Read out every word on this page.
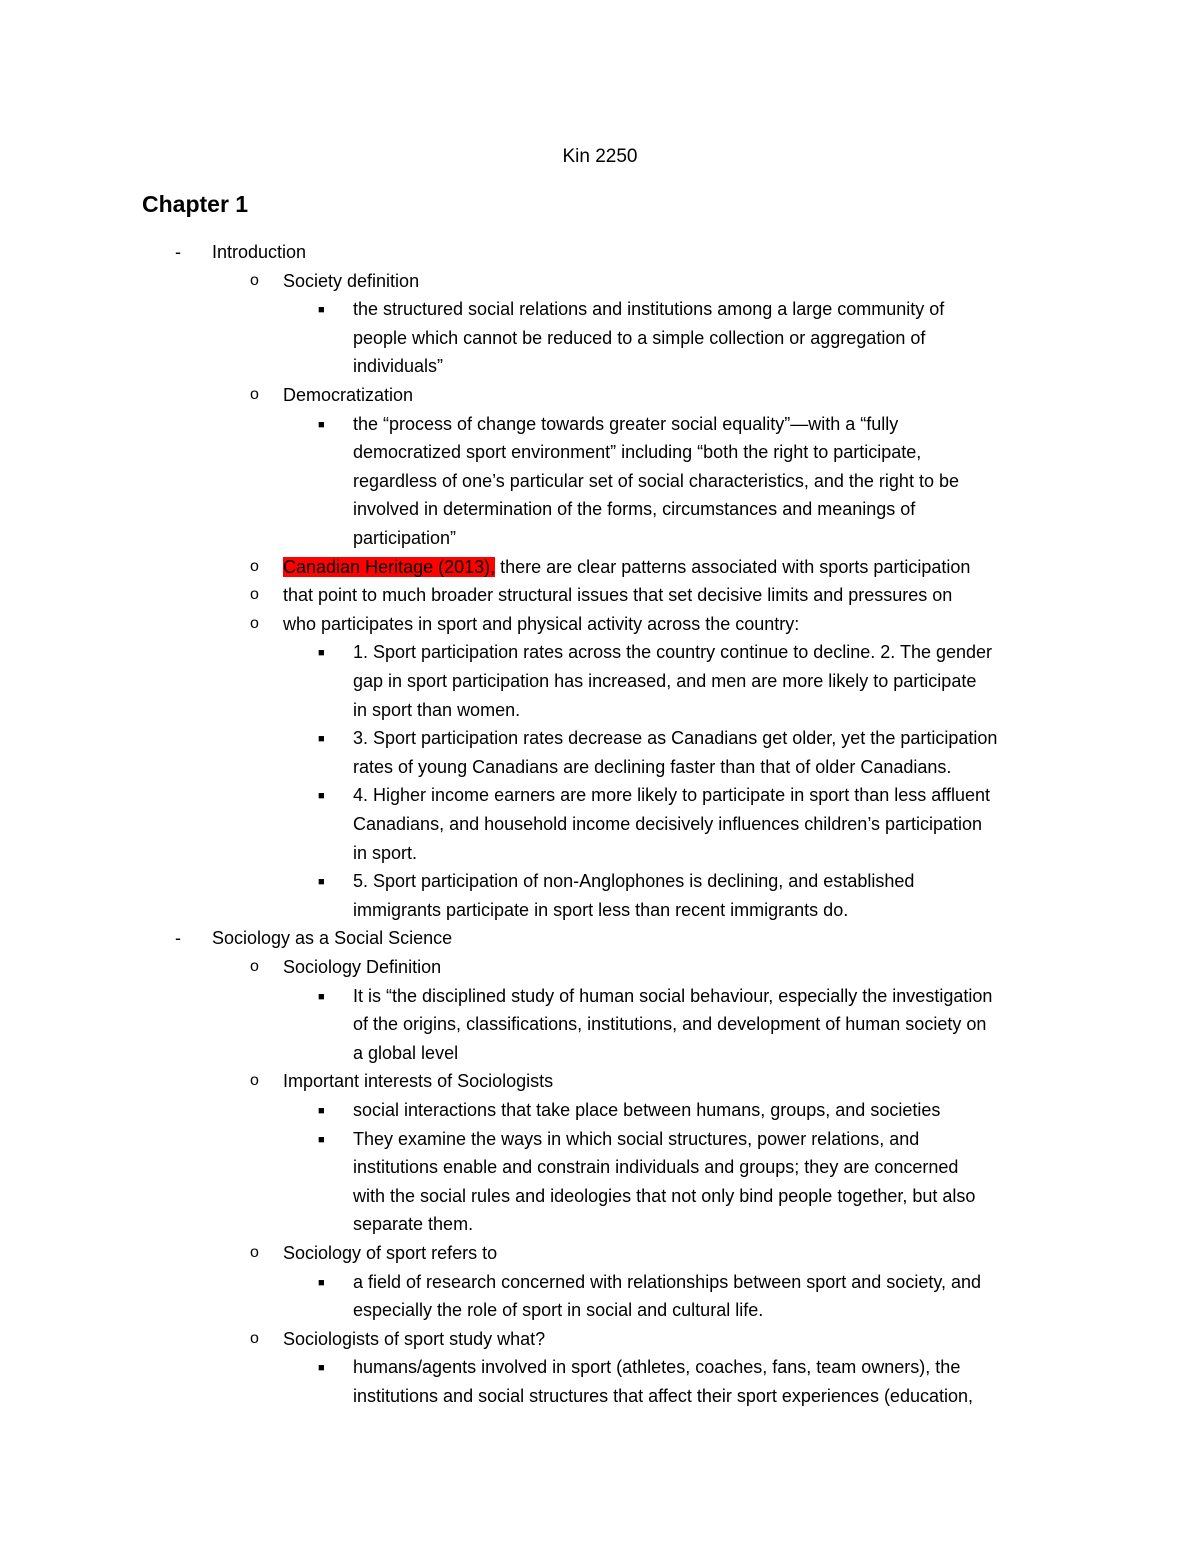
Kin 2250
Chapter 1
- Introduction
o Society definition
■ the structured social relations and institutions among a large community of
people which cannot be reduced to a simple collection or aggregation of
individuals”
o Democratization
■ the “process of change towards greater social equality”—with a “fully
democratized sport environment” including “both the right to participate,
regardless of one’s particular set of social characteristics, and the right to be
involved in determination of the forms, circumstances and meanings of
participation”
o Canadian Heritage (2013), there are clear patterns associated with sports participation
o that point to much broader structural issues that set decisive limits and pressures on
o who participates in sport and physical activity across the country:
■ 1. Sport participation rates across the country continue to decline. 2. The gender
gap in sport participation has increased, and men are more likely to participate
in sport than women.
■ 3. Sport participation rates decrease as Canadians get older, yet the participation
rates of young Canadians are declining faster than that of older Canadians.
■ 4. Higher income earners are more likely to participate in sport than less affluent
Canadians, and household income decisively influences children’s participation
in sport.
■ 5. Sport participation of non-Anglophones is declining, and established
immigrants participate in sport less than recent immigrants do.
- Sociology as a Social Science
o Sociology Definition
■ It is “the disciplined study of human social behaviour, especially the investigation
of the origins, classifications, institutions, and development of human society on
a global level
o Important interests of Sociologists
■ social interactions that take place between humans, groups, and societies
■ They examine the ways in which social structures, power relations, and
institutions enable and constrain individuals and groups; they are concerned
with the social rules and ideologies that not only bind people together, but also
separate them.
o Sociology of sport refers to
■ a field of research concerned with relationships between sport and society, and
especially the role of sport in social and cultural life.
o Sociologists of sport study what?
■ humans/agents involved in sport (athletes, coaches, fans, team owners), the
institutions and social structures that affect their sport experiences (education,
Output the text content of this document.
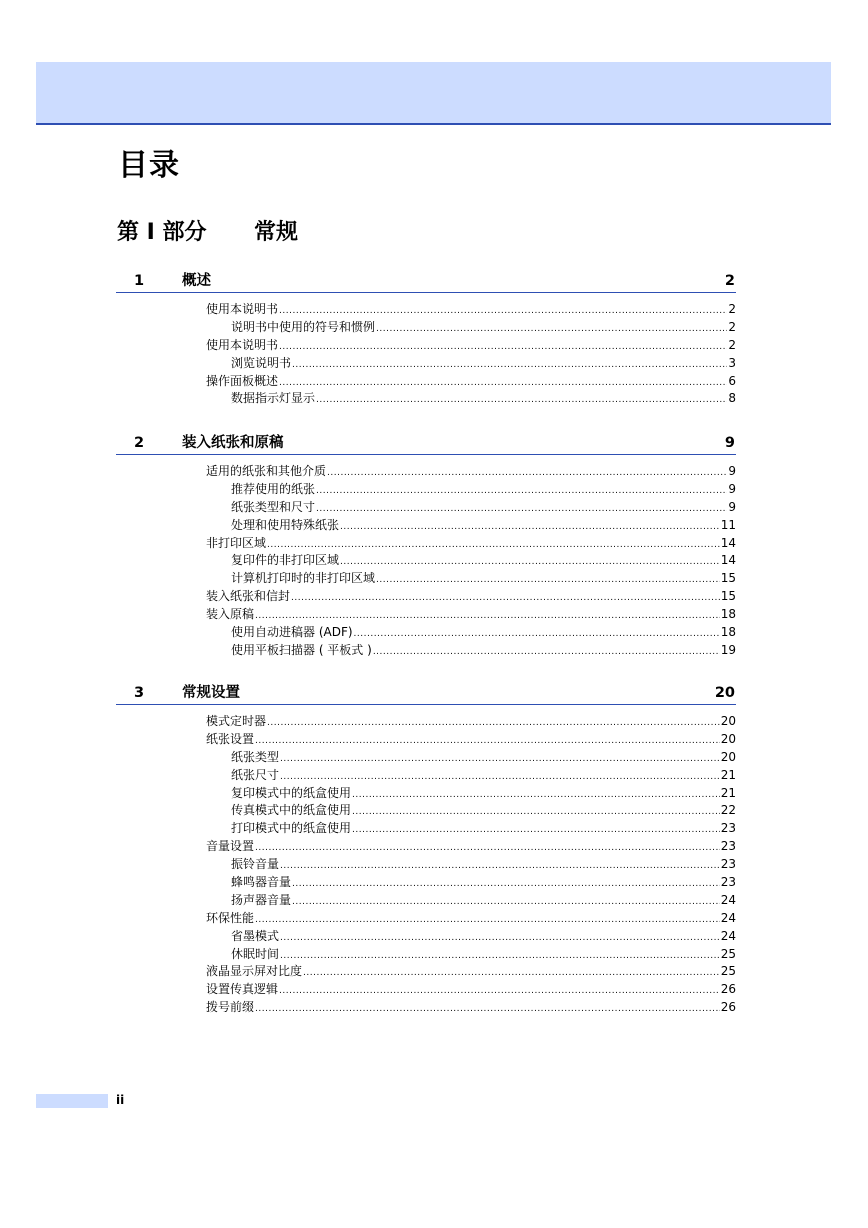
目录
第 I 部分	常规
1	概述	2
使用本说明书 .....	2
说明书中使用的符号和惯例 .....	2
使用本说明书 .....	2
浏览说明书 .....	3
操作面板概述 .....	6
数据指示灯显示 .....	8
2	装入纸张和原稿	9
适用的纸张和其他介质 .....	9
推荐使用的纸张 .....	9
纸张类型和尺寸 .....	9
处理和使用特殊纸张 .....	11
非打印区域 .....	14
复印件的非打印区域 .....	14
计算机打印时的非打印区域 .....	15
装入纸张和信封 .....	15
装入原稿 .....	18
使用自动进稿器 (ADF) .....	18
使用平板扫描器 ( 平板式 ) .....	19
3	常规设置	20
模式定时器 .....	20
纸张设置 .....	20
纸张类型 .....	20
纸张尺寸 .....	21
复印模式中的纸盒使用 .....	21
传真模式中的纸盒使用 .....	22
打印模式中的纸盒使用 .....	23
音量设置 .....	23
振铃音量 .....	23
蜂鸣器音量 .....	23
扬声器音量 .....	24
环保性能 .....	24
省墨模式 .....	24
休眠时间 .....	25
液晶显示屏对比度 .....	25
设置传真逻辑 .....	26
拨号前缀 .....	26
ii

_SET EXERCISE_
List every line in the records above that contains the word "Sociologists".

_SOLUTION_
o Important interests of Sociologists
o Sociologists of sport study what?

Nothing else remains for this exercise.